_Short exercise a_: Extract the full passage on opposition to Bush, reproducing every word of it.

_Extract provided_:
.....
How many ways can I hate thee? Being a born-again Texan conservative whose rhetorical style is seen by many as a combination of moralistic jingoism, cowboy fightin’ words and mangled syntax, Bush evokes longstanding stereotypes of the American philistine and redneck. Add to this claims that his achievements are solely due to his daddy’s friends and connections and the image that comes to mind is of a politician born to rule with a silver foot in his mouth. As if this wasn’t enough to attract the wrath of his opponents, Bush’s disputed election victory, his dismissal of the Kyoto Protocol, his tax cuts overwhelmingly in favour of the rich and his policies in Iraq and Afghanistan have all added fuel to their passionate hatred. Nevertheless these detractors may yet face further disappointment as Bush, with his loyal supporter base and the potential appeal of his message to American voters still has an even chance of winning the 2004 presidential election.
.....
_Short exercise b_: Show each line of the rows that contains the word "electric".

Entries in the collection:
.....
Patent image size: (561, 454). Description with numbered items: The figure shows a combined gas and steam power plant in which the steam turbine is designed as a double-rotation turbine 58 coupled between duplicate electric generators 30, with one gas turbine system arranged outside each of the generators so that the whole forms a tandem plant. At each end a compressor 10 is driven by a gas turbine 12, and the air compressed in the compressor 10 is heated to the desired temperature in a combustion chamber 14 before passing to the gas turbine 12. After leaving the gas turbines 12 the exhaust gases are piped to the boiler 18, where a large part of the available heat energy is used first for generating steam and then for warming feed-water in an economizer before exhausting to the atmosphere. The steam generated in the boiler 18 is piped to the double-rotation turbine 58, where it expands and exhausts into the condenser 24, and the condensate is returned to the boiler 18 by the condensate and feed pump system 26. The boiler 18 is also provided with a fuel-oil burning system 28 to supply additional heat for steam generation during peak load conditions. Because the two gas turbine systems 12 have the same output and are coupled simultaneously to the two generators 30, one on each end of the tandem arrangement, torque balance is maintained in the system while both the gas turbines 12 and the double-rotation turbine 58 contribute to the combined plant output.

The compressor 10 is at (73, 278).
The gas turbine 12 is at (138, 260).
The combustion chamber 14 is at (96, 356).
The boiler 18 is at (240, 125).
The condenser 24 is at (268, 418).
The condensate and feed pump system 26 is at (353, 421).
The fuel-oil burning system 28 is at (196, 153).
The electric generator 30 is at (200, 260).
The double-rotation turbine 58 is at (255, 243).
.....
_Full answer a_:
How many ways can I hate thee? Being a born-again Texan conservative whose rhetorical style is seen by many as a combination of moralistic jingoism, cowboy fightin’ words and mangled syntax, Bush evokes longstanding stereotypes of the American philistine and redneck. Add to this claims that his achievements are solely due to his daddy’s friends and connections and the image that comes to mind is of a politician born to rule with a silver foot in his mouth. As if this wasn’t enough to attract the wrath of his opponents, Bush’s disputed election victory, his dismissal of the Kyoto Protocol, his tax cuts overwhelmingly in favour of the rich and his policies in Iraq and Afghanistan have all added fuel to their passionate hatred. Nevertheless these detractors may yet face further disappointment as Bush, with his loyal supporter base and the potential appeal of his message to American voters still has an even chance of winning the 2004 presidential election.

_Full answer b_:
Patent image size: (561, 454). Description with numbered items: The figure shows a combined gas and steam power plant in which the steam turbine is designed as a double-rotation turbine 58 coupled between duplicate electric generators 30, with one gas turbine system arranged outside each of the generators so that the whole forms a tandem plant. At each end a compressor 10 is driven by a gas turbine 12, and the air compressed in the compressor 10 is heated to the desired temperature in a combustion chamber 14 before passing to the gas turbine 12. After leaving the gas turbines 12 the exhaust gases are piped to the boiler 18, where a large part of the available heat energy is used first for generating steam and then for warming feed-water in an economizer before exhausting to the atmosphere. The steam generated in the boiler 18 is piped to the double-rotation turbine 58, where it expands and exhausts into the condenser 24, and the condensate is returned to the boiler 18 by the condensate and feed pump system 26. The boiler 18 is also provided with a fuel-oil burning system 28 to supply additional heat for steam generation during peak load conditions. Because the two gas turbine systems 12 have the same output and are coupled simultaneously to the two generators 30, one on each end of the tandem arrangement, torque balance is maintained in the system while both the gas turbines 12 and the double-rotation turbine 58 contribute to the combined plant output.
The electric generator 30 is at (200, 260).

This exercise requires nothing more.